▶ **Dataset records**:
* * * * * * * * *

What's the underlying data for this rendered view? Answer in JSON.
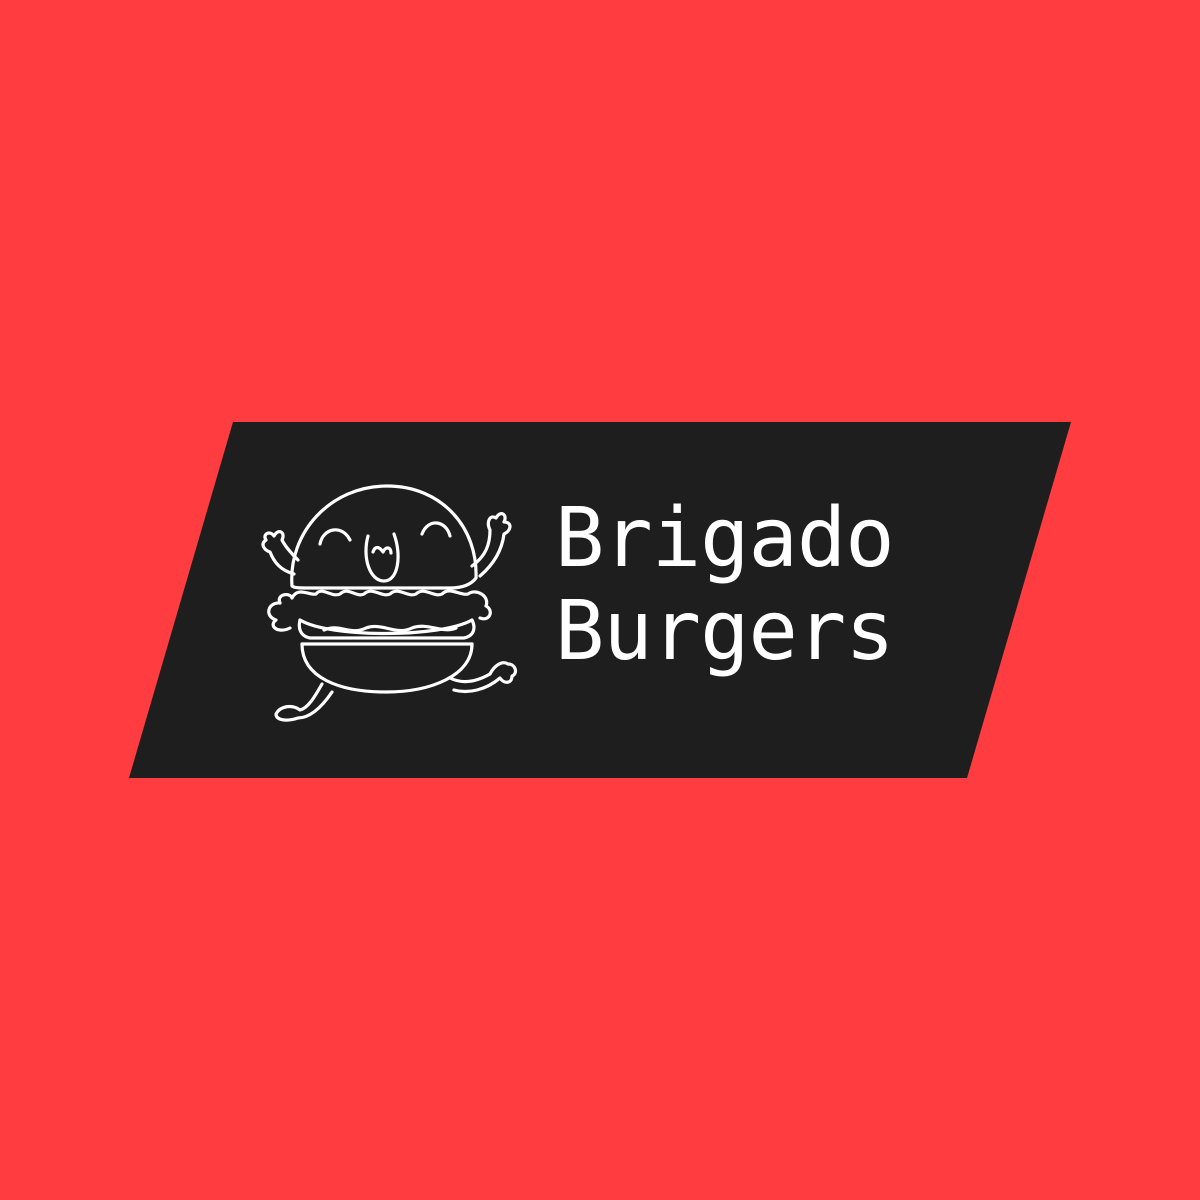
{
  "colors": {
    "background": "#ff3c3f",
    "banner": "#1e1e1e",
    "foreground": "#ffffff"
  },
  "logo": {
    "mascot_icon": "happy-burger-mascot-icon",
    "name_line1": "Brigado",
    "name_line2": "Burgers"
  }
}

* * * * * * * * *

▶ **What to produce**: Omit the pictures. Output every record above word for word.

▶ **Task result**:
What's the underlying data for this rendered view? Answer in JSON.
{
  "colors": {
    "background": "#ff3c3f",
    "banner": "#1e1e1e",
    "foreground": "#ffffff"
  },
  "logo": {
    "mascot_icon": "happy-burger-mascot-icon",
    "name_line1": "Brigado",
    "name_line2": "Burgers"
  }
}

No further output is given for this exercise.